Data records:
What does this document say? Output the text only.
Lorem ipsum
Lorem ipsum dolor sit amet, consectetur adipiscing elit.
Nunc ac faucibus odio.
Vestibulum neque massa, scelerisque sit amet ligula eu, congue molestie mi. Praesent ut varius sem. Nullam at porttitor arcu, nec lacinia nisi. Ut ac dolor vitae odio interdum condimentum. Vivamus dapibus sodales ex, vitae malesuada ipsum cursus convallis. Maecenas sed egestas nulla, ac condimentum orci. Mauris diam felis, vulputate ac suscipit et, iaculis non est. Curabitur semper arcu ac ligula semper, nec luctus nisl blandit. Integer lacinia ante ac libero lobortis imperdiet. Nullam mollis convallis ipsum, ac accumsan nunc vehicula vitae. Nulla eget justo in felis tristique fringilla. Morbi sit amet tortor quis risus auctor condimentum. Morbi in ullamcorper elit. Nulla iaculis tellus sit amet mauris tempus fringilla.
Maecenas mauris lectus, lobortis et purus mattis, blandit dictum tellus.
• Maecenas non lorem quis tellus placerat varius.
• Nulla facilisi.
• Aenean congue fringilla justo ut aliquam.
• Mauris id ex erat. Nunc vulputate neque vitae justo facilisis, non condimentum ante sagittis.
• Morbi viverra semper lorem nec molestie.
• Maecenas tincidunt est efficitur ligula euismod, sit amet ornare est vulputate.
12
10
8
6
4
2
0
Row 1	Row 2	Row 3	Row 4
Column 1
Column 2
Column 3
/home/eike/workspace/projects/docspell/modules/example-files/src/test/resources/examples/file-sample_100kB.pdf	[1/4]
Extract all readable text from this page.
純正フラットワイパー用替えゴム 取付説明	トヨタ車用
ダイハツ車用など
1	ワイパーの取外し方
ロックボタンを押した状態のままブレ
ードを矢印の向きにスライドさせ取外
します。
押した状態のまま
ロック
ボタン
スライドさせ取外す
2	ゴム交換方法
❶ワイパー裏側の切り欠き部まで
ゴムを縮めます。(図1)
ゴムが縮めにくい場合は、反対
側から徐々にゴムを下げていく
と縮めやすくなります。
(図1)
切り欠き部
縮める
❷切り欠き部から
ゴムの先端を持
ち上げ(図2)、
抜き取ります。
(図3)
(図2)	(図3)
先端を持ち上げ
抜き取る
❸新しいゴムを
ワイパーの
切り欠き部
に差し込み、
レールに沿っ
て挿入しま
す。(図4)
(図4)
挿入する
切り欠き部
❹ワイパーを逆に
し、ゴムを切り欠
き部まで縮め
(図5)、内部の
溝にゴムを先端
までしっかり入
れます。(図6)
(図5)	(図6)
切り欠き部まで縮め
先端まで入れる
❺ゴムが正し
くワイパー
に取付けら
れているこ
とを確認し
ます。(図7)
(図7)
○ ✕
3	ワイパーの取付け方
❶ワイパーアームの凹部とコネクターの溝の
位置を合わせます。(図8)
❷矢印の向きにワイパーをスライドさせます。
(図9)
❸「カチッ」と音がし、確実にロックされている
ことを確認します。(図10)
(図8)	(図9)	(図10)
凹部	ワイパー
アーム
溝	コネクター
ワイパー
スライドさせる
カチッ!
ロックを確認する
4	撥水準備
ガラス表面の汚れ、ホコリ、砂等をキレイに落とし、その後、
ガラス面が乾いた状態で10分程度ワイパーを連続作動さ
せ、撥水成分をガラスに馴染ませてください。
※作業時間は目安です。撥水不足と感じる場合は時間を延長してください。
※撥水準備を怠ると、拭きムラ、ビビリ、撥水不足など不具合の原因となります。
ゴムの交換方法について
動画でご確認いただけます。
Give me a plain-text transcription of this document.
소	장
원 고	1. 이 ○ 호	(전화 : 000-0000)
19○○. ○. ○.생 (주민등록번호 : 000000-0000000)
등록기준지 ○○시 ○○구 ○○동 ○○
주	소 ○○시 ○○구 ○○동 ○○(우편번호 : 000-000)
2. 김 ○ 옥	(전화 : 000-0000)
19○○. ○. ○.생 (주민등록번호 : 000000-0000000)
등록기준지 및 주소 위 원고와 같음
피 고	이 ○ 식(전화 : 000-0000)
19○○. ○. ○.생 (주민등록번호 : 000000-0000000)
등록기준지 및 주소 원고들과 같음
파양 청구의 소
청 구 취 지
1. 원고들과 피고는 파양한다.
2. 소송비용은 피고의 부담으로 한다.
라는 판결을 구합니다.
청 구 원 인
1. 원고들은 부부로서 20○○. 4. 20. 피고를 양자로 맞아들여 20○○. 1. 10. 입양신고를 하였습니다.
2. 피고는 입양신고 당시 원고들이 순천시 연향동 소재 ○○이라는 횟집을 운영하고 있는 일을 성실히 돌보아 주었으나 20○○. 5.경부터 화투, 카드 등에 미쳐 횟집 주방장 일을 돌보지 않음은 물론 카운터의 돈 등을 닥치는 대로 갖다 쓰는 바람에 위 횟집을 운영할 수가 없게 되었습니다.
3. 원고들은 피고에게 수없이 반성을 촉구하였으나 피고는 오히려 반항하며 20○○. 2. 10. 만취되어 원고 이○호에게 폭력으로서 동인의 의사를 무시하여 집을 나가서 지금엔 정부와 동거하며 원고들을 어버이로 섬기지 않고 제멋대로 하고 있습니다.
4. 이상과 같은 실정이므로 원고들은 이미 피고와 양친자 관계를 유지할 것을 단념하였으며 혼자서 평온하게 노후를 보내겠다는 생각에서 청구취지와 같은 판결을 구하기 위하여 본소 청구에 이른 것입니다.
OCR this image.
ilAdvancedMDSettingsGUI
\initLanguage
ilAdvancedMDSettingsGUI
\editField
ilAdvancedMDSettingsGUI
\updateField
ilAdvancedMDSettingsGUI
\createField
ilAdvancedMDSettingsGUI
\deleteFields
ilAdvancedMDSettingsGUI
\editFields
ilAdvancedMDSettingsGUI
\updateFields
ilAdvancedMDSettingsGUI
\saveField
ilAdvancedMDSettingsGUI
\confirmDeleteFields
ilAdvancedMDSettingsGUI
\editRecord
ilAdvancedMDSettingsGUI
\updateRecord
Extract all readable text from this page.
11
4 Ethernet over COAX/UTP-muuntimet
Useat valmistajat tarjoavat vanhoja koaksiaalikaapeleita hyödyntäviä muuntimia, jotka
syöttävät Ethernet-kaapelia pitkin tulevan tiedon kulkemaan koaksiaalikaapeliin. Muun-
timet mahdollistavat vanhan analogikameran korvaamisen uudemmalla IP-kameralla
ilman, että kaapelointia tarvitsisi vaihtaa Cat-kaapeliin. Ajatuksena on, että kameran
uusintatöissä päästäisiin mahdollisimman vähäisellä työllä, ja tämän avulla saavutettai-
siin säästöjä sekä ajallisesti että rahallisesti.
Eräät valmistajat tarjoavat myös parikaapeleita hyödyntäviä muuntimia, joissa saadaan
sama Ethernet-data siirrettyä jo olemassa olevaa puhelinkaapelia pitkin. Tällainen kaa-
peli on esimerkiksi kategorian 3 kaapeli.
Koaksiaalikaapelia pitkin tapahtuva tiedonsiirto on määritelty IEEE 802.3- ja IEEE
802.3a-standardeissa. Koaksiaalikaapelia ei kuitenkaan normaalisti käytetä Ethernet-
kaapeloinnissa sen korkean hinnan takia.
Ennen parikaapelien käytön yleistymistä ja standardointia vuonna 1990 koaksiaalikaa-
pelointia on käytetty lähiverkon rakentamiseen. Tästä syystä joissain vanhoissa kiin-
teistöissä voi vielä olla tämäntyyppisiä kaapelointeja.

* [Set exercise]: Each record should come back exactly as written.

* [Solution for this exercise]:
What does this document say? Output the text only.
Lorem ipsum
Lorem ipsum dolor sit amet, consectetur adipiscing elit.
Nunc ac faucibus odio.
Vestibulum neque massa, scelerisque sit amet ligula eu, congue molestie mi. Praesent ut varius sem. Nullam at porttitor arcu, nec lacinia nisi. Ut ac dolor vitae odio interdum condimentum. Vivamus dapibus sodales ex, vitae malesuada ipsum cursus convallis. Maecenas sed egestas nulla, ac condimentum orci. Mauris diam felis, vulputate ac suscipit et, iaculis non est. Curabitur semper arcu ac ligula semper, nec luctus nisl blandit. Integer lacinia ante ac libero lobortis imperdiet. Nullam mollis convallis ipsum, ac accumsan nunc vehicula vitae. Nulla eget justo in felis tristique fringilla. Morbi sit amet tortor quis risus auctor condimentum. Morbi in ullamcorper elit. Nulla iaculis tellus sit amet mauris tempus fringilla.
Maecenas mauris lectus, lobortis et purus mattis, blandit dictum tellus.
• Maecenas non lorem quis tellus placerat varius.
• Nulla facilisi.
• Aenean congue fringilla justo ut aliquam.
• Mauris id ex erat. Nunc vulputate neque vitae justo facilisis, non condimentum ante sagittis.
• Morbi viverra semper lorem nec molestie.
• Maecenas tincidunt est efficitur ligula euismod, sit amet ornare est vulputate.
12
10
8
6
4
2
0
Row 1	Row 2	Row 3	Row 4
Column 1
Column 2
Column 3
/home/eike/workspace/projects/docspell/modules/example-files/src/test/resources/examples/file-sample_100kB.pdf	[1/4]
Extract all readable text from this page.
純正フラットワイパー用替えゴム 取付説明	トヨタ車用
ダイハツ車用など
1	ワイパーの取外し方
ロックボタンを押した状態のままブレ
ードを矢印の向きにスライドさせ取外
します。
押した状態のまま
ロック
ボタン
スライドさせ取外す
2	ゴム交換方法
❶ワイパー裏側の切り欠き部まで
ゴムを縮めます。(図1)
ゴムが縮めにくい場合は、反対
側から徐々にゴムを下げていく
と縮めやすくなります。
(図1)
切り欠き部
縮める
❷切り欠き部から
ゴムの先端を持
ち上げ(図2)、
抜き取ります。
(図3)
(図2)	(図3)
先端を持ち上げ
抜き取る
❸新しいゴムを
ワイパーの
切り欠き部
に差し込み、
レールに沿っ
て挿入しま
す。(図4)
(図4)
挿入する
切り欠き部
❹ワイパーを逆に
し、ゴムを切り欠
き部まで縮め
(図5)、内部の
溝にゴムを先端
までしっかり入
れます。(図6)
(図5)	(図6)
切り欠き部まで縮め
先端まで入れる
❺ゴムが正し
くワイパー
に取付けら
れているこ
とを確認し
ます。(図7)
(図7)
○ ✕
3	ワイパーの取付け方
❶ワイパーアームの凹部とコネクターの溝の
位置を合わせます。(図8)
❷矢印の向きにワイパーをスライドさせます。
(図9)
❸「カチッ」と音がし、確実にロックされている
ことを確認します。(図10)
(図8)	(図9)	(図10)
凹部	ワイパー
アーム
溝	コネクター
ワイパー
スライドさせる
カチッ!
ロックを確認する
4	撥水準備
ガラス表面の汚れ、ホコリ、砂等をキレイに落とし、その後、
ガラス面が乾いた状態で10分程度ワイパーを連続作動さ
せ、撥水成分をガラスに馴染ませてください。
※作業時間は目安です。撥水不足と感じる場合は時間を延長してください。
※撥水準備を怠ると、拭きムラ、ビビリ、撥水不足など不具合の原因となります。
ゴムの交換方法について
動画でご確認いただけます。
Give me a plain-text transcription of this document.
소	장
원 고	1. 이 ○ 호	(전화 : 000-0000)
19○○. ○. ○.생 (주민등록번호 : 000000-0000000)
등록기준지 ○○시 ○○구 ○○동 ○○
주	소 ○○시 ○○구 ○○동 ○○(우편번호 : 000-000)
2. 김 ○ 옥	(전화 : 000-0000)
19○○. ○. ○.생 (주민등록번호 : 000000-0000000)
등록기준지 및 주소 위 원고와 같음
피 고	이 ○ 식(전화 : 000-0000)
19○○. ○. ○.생 (주민등록번호 : 000000-0000000)
등록기준지 및 주소 원고들과 같음
파양 청구의 소
청 구 취 지
1. 원고들과 피고는 파양한다.
2. 소송비용은 피고의 부담으로 한다.
라는 판결을 구합니다.
청 구 원 인
1. 원고들은 부부로서 20○○. 4. 20. 피고를 양자로 맞아들여 20○○. 1. 10. 입양신고를 하였습니다.
2. 피고는 입양신고 당시 원고들이 순천시 연향동 소재 ○○이라는 횟집을 운영하고 있는 일을 성실히 돌보아 주었으나 20○○. 5.경부터 화투, 카드 등에 미쳐 횟집 주방장 일을 돌보지 않음은 물론 카운터의 돈 등을 닥치는 대로 갖다 쓰는 바람에 위 횟집을 운영할 수가 없게 되었습니다.
3. 원고들은 피고에게 수없이 반성을 촉구하였으나 피고는 오히려 반항하며 20○○. 2. 10. 만취되어 원고 이○호에게 폭력으로서 동인의 의사를 무시하여 집을 나가서 지금엔 정부와 동거하며 원고들을 어버이로 섬기지 않고 제멋대로 하고 있습니다.
4. 이상과 같은 실정이므로 원고들은 이미 피고와 양친자 관계를 유지할 것을 단념하였으며 혼자서 평온하게 노후를 보내겠다는 생각에서 청구취지와 같은 판결을 구하기 위하여 본소 청구에 이른 것입니다.
OCR this image.
ilAdvancedMDSettingsGUI
\initLanguage
ilAdvancedMDSettingsGUI
\editField
ilAdvancedMDSettingsGUI
\updateField
ilAdvancedMDSettingsGUI
\createField
ilAdvancedMDSettingsGUI
\deleteFields
ilAdvancedMDSettingsGUI
\editFields
ilAdvancedMDSettingsGUI
\updateFields
ilAdvancedMDSettingsGUI
\saveField
ilAdvancedMDSettingsGUI
\confirmDeleteFields
ilAdvancedMDSettingsGUI
\editRecord
ilAdvancedMDSettingsGUI
\updateRecord
Extract all readable text from this page.
11
4 Ethernet over COAX/UTP-muuntimet
Useat valmistajat tarjoavat vanhoja koaksiaalikaapeleita hyödyntäviä muuntimia, jotka
syöttävät Ethernet-kaapelia pitkin tulevan tiedon kulkemaan koaksiaalikaapeliin. Muun-
timet mahdollistavat vanhan analogikameran korvaamisen uudemmalla IP-kameralla
ilman, että kaapelointia tarvitsisi vaihtaa Cat-kaapeliin. Ajatuksena on, että kameran
uusintatöissä päästäisiin mahdollisimman vähäisellä työllä, ja tämän avulla saavutettai-
siin säästöjä sekä ajallisesti että rahallisesti.
Eräät valmistajat tarjoavat myös parikaapeleita hyödyntäviä muuntimia, joissa saadaan
sama Ethernet-data siirrettyä jo olemassa olevaa puhelinkaapelia pitkin. Tällainen kaa-
peli on esimerkiksi kategorian 3 kaapeli.
Koaksiaalikaapelia pitkin tapahtuva tiedonsiirto on määritelty IEEE 802.3- ja IEEE
802.3a-standardeissa. Koaksiaalikaapelia ei kuitenkaan normaalisti käytetä Ethernet-
kaapeloinnissa sen korkean hinnan takia.
Ennen parikaapelien käytön yleistymistä ja standardointia vuonna 1990 koaksiaalikaa-
pelointia on käytetty lähiverkon rakentamiseen. Tästä syystä joissain vanhoissa kiin-
teistöissä voi vielä olla tämäntyyppisiä kaapelointeja.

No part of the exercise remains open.